Problem description - Return each line containing "JSON".

Record excerpts -
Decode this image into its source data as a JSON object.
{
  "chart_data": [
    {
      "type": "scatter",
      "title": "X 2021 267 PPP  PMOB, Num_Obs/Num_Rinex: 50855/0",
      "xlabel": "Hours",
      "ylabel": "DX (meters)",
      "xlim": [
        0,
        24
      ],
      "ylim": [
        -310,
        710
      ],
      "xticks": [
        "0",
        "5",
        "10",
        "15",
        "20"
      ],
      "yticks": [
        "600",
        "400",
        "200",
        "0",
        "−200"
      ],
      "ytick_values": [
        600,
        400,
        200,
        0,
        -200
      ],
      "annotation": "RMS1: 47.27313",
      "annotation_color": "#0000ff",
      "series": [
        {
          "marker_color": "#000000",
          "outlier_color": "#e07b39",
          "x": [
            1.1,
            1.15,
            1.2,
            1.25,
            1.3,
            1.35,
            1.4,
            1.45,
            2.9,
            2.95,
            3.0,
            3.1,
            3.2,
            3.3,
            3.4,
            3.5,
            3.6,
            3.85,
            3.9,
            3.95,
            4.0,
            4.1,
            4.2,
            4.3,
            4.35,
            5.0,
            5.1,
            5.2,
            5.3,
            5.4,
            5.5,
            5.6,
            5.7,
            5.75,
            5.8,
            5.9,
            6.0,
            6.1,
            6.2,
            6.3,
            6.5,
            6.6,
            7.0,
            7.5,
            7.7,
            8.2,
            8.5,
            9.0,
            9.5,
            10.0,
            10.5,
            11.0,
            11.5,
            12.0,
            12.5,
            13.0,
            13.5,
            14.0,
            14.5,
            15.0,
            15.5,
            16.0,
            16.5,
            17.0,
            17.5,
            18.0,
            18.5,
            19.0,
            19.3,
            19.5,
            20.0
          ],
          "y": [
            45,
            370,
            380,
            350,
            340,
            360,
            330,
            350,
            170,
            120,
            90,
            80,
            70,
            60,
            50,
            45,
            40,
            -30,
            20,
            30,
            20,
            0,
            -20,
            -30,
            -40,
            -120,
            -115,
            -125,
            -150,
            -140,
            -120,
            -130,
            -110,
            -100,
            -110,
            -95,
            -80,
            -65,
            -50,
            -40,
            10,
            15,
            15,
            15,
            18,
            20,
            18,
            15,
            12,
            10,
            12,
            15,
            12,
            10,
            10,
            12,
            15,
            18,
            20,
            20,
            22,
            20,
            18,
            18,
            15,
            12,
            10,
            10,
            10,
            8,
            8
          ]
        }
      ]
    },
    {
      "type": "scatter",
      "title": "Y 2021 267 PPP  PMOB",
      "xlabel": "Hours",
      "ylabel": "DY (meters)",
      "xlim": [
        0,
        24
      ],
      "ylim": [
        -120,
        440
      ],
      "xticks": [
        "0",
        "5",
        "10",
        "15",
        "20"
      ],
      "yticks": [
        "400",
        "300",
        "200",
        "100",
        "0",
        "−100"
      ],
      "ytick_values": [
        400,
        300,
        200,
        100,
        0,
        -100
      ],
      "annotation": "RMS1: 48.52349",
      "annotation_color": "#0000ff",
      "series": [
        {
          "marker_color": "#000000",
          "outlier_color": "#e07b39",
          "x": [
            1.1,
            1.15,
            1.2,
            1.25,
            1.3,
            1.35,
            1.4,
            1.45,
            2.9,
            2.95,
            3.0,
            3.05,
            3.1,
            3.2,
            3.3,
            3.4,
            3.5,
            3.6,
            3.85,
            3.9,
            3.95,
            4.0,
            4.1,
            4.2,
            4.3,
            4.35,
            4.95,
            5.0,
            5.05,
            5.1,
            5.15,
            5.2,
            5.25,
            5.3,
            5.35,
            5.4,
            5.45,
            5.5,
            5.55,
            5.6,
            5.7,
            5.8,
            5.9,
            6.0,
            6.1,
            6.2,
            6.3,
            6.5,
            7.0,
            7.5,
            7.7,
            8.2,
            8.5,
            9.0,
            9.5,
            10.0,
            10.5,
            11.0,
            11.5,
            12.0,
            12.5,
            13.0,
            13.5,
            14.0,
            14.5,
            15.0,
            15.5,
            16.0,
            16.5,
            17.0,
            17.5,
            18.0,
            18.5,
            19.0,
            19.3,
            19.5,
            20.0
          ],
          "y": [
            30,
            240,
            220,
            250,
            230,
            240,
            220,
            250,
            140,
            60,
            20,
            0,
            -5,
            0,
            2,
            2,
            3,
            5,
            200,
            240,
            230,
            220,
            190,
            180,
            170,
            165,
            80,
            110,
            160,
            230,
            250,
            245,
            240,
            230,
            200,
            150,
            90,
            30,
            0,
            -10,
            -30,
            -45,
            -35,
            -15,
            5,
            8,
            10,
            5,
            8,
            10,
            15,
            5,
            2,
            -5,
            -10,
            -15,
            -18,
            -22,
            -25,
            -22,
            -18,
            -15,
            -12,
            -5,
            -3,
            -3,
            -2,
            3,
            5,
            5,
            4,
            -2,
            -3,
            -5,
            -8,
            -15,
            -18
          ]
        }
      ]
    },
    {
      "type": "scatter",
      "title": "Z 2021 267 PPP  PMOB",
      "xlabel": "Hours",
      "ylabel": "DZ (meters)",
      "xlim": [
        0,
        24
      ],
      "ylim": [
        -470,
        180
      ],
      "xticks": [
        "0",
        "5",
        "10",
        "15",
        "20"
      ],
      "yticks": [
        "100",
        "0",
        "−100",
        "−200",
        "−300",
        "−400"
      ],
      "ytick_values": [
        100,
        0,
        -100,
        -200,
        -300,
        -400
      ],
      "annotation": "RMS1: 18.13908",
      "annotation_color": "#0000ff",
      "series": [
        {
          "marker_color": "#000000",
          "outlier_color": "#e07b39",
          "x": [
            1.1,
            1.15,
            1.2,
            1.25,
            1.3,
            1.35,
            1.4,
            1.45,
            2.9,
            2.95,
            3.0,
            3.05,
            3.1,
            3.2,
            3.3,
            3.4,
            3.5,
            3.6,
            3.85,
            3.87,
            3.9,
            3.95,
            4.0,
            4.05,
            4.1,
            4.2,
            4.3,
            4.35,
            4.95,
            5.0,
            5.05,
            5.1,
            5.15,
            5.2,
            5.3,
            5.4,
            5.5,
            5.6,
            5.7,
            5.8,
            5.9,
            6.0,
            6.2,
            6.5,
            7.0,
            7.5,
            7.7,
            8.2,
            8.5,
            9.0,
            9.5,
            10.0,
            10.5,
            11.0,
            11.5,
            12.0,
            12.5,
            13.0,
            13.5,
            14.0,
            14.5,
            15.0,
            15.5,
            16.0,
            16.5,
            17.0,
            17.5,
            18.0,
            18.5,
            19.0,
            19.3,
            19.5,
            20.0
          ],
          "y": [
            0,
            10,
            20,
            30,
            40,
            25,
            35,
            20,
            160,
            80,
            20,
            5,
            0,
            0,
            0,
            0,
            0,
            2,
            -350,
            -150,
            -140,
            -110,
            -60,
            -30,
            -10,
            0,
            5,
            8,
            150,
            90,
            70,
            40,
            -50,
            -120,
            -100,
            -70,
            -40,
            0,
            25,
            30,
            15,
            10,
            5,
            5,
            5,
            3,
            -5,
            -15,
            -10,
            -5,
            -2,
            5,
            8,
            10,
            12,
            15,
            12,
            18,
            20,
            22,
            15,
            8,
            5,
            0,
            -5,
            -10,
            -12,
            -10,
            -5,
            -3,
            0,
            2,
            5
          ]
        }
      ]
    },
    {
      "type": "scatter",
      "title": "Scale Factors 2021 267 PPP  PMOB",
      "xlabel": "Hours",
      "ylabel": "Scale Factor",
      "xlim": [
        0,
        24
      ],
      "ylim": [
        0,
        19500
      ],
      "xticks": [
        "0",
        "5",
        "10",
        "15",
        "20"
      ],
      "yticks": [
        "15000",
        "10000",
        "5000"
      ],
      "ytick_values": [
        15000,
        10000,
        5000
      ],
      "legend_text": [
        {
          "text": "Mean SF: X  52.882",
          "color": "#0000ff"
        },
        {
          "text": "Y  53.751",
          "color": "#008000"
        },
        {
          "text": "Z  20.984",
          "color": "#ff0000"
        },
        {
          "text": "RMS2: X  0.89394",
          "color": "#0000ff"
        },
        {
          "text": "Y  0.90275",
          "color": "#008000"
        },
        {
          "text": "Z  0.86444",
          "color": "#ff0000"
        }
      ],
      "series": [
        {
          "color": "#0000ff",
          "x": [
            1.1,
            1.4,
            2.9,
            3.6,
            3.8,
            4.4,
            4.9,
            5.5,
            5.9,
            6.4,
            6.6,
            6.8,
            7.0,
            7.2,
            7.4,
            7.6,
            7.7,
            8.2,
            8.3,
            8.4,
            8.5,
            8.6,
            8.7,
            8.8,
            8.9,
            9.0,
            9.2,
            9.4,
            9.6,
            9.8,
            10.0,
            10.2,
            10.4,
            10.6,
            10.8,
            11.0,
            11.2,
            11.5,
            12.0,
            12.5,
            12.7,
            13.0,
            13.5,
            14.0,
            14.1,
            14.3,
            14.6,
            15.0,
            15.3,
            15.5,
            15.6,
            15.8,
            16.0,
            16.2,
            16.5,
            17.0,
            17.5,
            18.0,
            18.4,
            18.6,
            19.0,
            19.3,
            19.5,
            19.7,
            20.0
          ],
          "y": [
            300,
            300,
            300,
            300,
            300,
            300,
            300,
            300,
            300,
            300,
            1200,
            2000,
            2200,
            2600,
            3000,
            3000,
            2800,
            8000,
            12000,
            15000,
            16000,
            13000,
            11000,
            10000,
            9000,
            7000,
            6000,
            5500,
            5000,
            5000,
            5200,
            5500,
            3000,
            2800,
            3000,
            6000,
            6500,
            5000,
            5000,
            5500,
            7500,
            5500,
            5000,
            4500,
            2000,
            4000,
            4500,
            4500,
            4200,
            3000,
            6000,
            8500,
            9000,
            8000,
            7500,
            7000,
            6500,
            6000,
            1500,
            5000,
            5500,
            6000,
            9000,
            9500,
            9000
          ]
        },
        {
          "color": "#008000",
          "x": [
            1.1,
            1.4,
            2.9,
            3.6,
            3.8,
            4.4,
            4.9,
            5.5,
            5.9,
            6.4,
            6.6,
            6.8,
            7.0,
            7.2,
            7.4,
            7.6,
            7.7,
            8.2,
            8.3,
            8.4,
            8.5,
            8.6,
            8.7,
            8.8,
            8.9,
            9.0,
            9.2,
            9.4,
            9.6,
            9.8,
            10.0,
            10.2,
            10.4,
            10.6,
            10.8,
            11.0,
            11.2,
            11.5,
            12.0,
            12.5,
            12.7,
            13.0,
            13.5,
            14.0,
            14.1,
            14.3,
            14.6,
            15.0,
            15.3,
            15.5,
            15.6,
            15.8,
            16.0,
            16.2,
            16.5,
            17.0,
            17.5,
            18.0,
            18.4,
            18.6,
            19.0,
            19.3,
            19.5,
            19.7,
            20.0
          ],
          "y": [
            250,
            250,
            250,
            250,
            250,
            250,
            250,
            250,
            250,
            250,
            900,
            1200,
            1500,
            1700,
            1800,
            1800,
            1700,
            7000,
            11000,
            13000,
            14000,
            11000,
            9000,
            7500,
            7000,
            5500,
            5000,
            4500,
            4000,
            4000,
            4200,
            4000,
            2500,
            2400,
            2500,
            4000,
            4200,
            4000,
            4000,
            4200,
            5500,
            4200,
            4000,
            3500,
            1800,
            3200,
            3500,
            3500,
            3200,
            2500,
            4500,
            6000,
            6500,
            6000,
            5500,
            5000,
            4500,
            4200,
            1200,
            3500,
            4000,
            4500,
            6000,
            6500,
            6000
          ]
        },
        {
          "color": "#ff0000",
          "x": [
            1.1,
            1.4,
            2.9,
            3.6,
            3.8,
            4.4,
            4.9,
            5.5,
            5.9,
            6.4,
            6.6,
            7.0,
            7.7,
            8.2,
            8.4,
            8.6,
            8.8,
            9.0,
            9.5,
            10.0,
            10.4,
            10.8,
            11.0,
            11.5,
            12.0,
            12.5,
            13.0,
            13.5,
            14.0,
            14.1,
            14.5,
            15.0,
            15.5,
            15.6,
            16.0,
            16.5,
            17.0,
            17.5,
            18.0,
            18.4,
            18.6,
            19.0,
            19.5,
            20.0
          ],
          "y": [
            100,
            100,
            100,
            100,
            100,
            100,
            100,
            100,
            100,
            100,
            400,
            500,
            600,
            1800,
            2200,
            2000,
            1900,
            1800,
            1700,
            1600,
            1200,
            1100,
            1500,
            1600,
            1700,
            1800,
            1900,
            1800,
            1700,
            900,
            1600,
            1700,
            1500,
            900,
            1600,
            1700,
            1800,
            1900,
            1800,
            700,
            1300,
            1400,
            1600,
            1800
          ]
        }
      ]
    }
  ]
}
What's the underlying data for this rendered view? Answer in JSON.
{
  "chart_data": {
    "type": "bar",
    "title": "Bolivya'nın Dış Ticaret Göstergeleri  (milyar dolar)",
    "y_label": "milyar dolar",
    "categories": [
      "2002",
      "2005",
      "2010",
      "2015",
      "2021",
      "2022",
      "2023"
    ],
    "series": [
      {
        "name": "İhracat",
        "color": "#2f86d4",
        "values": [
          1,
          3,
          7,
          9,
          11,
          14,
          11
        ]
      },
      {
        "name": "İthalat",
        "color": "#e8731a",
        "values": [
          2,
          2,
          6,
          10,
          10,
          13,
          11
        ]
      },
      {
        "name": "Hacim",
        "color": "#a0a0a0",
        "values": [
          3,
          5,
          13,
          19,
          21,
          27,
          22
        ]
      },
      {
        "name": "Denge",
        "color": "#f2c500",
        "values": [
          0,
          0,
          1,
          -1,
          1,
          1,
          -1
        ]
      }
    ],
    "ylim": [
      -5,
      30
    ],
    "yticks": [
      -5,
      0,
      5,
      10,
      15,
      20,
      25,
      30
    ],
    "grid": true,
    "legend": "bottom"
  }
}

Full output -
Decode this image into its source data as a JSON object.
What's the underlying data for this rendered view? Answer in JSON.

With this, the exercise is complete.